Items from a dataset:
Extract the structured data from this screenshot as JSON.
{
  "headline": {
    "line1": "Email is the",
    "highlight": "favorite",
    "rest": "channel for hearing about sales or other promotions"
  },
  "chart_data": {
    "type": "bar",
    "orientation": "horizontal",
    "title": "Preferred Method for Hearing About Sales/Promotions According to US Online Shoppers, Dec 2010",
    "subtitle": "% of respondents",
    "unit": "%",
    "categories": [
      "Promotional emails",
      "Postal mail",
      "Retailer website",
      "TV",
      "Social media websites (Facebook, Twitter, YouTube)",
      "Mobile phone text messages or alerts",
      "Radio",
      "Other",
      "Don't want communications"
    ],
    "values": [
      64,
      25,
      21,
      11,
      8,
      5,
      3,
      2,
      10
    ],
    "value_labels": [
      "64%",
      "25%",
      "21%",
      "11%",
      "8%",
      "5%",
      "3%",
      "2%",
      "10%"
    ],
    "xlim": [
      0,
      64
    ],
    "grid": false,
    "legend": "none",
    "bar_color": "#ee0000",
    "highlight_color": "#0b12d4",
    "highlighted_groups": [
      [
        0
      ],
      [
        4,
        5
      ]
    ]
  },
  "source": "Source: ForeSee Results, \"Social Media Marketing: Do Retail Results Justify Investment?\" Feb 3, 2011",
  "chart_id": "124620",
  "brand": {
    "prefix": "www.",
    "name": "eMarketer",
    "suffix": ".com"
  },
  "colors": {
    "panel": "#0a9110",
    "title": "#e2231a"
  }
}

WRITTEN EXERCISE - Return the entries above exactly, each one complete.

THE ANSWER -
Extract the structured data from this screenshot as JSON.
{
  "headline": {
    "line1": "Email is the",
    "highlight": "favorite",
    "rest": "channel for hearing about sales or other promotions"
  },
  "chart_data": {
    "type": "bar",
    "orientation": "horizontal",
    "title": "Preferred Method for Hearing About Sales/Promotions According to US Online Shoppers, Dec 2010",
    "subtitle": "% of respondents",
    "unit": "%",
    "categories": [
      "Promotional emails",
      "Postal mail",
      "Retailer website",
      "TV",
      "Social media websites (Facebook, Twitter, YouTube)",
      "Mobile phone text messages or alerts",
      "Radio",
      "Other",
      "Don't want communications"
    ],
    "values": [
      64,
      25,
      21,
      11,
      8,
      5,
      3,
      2,
      10
    ],
    "value_labels": [
      "64%",
      "25%",
      "21%",
      "11%",
      "8%",
      "5%",
      "3%",
      "2%",
      "10%"
    ],
    "xlim": [
      0,
      64
    ],
    "grid": false,
    "legend": "none",
    "bar_color": "#ee0000",
    "highlight_color": "#0b12d4",
    "highlighted_groups": [
      [
        0
      ],
      [
        4,
        5
      ]
    ]
  },
  "source": "Source: ForeSee Results, \"Social Media Marketing: Do Retail Results Justify Investment?\" Feb 3, 2011",
  "chart_id": "124620",
  "brand": {
    "prefix": "www.",
    "name": "eMarketer",
    "suffix": ".com"
  },
  "colors": {
    "panel": "#0a9110",
    "title": "#e2231a"
  }
}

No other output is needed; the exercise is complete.